Challenge: Locate each line containing the string "ABOE" and copy it out.
▼
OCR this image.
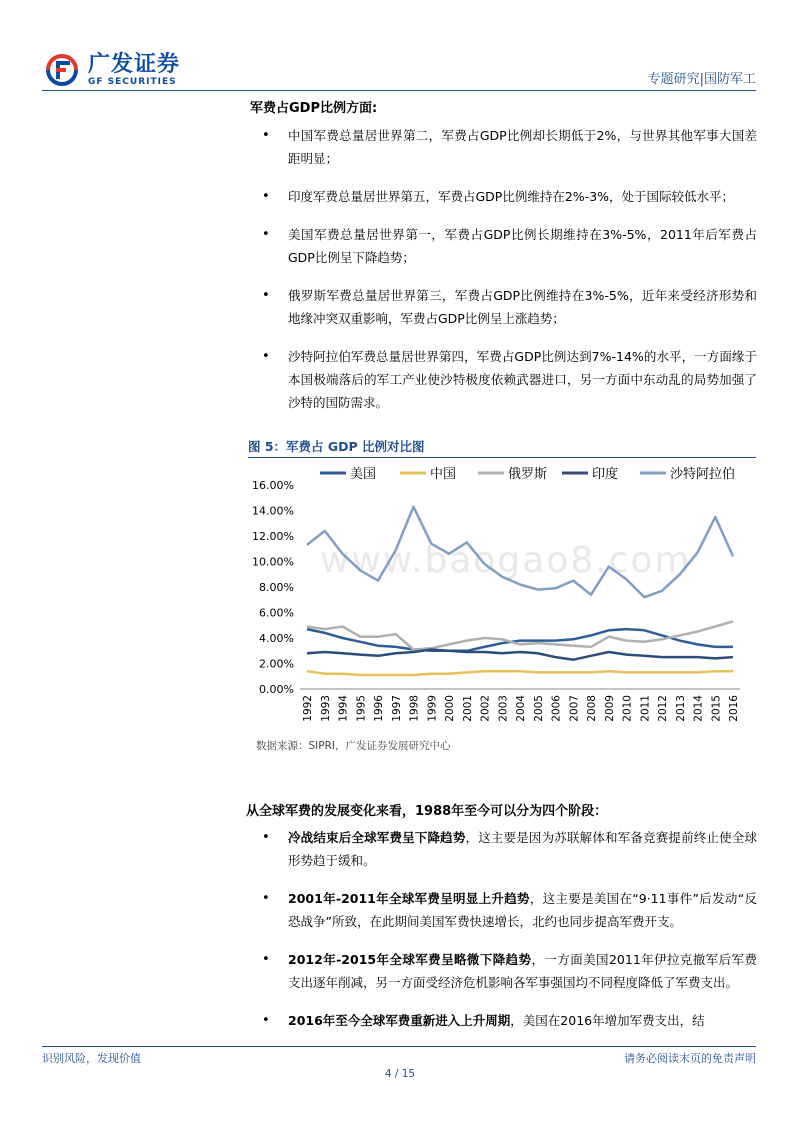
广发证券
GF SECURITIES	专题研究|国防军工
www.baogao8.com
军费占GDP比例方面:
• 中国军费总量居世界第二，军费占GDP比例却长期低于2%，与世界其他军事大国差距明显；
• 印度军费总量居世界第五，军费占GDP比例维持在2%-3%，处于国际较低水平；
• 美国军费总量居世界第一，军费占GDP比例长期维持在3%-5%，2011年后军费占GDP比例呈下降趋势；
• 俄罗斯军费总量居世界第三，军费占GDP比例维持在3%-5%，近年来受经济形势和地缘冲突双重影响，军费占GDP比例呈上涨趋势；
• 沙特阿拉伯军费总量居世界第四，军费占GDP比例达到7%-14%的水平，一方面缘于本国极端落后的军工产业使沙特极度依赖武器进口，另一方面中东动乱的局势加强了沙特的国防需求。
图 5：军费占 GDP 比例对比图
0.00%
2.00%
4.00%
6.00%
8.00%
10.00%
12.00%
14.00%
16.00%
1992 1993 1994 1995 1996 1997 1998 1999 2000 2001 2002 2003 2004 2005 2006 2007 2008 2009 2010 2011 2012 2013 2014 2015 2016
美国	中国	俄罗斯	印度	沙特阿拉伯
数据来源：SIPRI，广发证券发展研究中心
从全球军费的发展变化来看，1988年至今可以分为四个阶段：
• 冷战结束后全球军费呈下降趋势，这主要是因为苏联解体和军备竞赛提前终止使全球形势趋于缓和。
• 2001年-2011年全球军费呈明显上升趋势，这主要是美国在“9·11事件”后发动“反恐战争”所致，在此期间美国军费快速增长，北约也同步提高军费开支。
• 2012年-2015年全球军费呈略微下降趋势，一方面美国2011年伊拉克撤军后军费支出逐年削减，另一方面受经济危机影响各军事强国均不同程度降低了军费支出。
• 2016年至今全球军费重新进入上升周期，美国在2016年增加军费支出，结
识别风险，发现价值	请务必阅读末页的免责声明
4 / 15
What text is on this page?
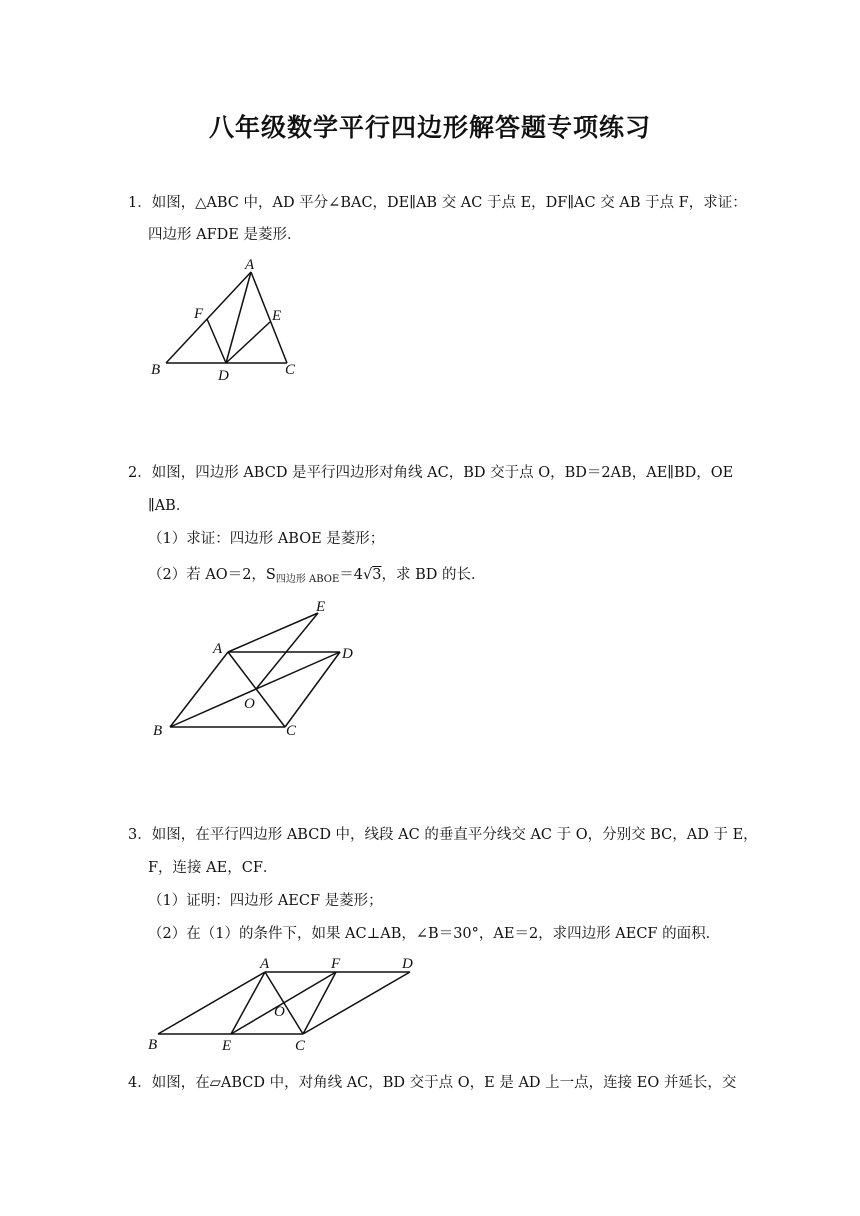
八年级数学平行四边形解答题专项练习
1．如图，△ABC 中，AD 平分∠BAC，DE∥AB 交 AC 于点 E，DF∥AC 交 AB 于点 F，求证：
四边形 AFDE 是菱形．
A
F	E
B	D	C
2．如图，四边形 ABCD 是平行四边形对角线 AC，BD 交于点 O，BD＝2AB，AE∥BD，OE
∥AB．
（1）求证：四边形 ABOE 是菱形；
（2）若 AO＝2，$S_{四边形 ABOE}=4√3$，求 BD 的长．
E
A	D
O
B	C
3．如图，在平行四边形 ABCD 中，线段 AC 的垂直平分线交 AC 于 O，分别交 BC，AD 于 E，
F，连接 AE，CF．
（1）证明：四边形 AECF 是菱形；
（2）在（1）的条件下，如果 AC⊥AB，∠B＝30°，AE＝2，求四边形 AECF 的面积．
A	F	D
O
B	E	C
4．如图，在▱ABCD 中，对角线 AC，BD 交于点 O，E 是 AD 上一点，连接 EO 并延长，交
▲
Response to this task:
（1）求证：四边形 ABOE 是菱形；
（2）若 AO＝2，$S_{四边形 ABOE}=4√3$，求 BD 的长．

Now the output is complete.